■ PROBLEM REQUIREMENTS
Your task is to reproduce the entries below word for word.

++++ DATA SUPPLIED

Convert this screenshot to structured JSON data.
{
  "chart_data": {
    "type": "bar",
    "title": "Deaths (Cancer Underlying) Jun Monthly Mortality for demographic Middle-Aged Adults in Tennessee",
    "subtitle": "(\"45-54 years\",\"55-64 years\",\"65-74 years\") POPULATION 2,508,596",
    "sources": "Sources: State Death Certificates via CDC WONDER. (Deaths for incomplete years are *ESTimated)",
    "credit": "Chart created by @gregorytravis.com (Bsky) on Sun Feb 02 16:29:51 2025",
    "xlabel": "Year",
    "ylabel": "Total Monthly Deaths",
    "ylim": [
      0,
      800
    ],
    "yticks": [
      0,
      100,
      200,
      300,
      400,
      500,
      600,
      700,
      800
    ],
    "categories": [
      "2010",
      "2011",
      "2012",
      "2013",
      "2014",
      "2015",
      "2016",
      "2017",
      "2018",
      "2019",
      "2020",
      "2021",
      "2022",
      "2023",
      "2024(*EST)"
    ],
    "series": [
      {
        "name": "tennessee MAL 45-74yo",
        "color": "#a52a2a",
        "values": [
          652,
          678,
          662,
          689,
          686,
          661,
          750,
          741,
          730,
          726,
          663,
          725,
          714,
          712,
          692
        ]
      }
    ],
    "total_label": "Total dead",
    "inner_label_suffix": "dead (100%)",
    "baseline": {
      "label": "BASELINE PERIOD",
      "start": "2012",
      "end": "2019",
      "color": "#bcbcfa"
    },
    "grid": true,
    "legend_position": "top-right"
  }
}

++++++++

■ SOLUTION TO THIS EXERCISE
Convert this screenshot to structured JSON data.
{
  "chart_data": {
    "type": "bar",
    "title": "Deaths (Cancer Underlying) Jun Monthly Mortality for demographic Middle-Aged Adults in Tennessee",
    "subtitle": "(\"45-54 years\",\"55-64 years\",\"65-74 years\") POPULATION 2,508,596",
    "sources": "Sources: State Death Certificates via CDC WONDER. (Deaths for incomplete years are *ESTimated)",
    "credit": "Chart created by @gregorytravis.com (Bsky) on Sun Feb 02 16:29:51 2025",
    "xlabel": "Year",
    "ylabel": "Total Monthly Deaths",
    "ylim": [
      0,
      800
    ],
    "yticks": [
      0,
      100,
      200,
      300,
      400,
      500,
      600,
      700,
      800
    ],
    "categories": [
      "2010",
      "2011",
      "2012",
      "2013",
      "2014",
      "2015",
      "2016",
      "2017",
      "2018",
      "2019",
      "2020",
      "2021",
      "2022",
      "2023",
      "2024(*EST)"
    ],
    "series": [
      {
        "name": "tennessee MAL 45-74yo",
        "color": "#a52a2a",
        "values": [
          652,
          678,
          662,
          689,
          686,
          661,
          750,
          741,
          730,
          726,
          663,
          725,
          714,
          712,
          692
        ]
      }
    ],
    "total_label": "Total dead",
    "inner_label_suffix": "dead (100%)",
    "baseline": {
      "label": "BASELINE PERIOD",
      "start": "2012",
      "end": "2019",
      "color": "#bcbcfa"
    },
    "grid": true,
    "legend_position": "top-right"
  }
}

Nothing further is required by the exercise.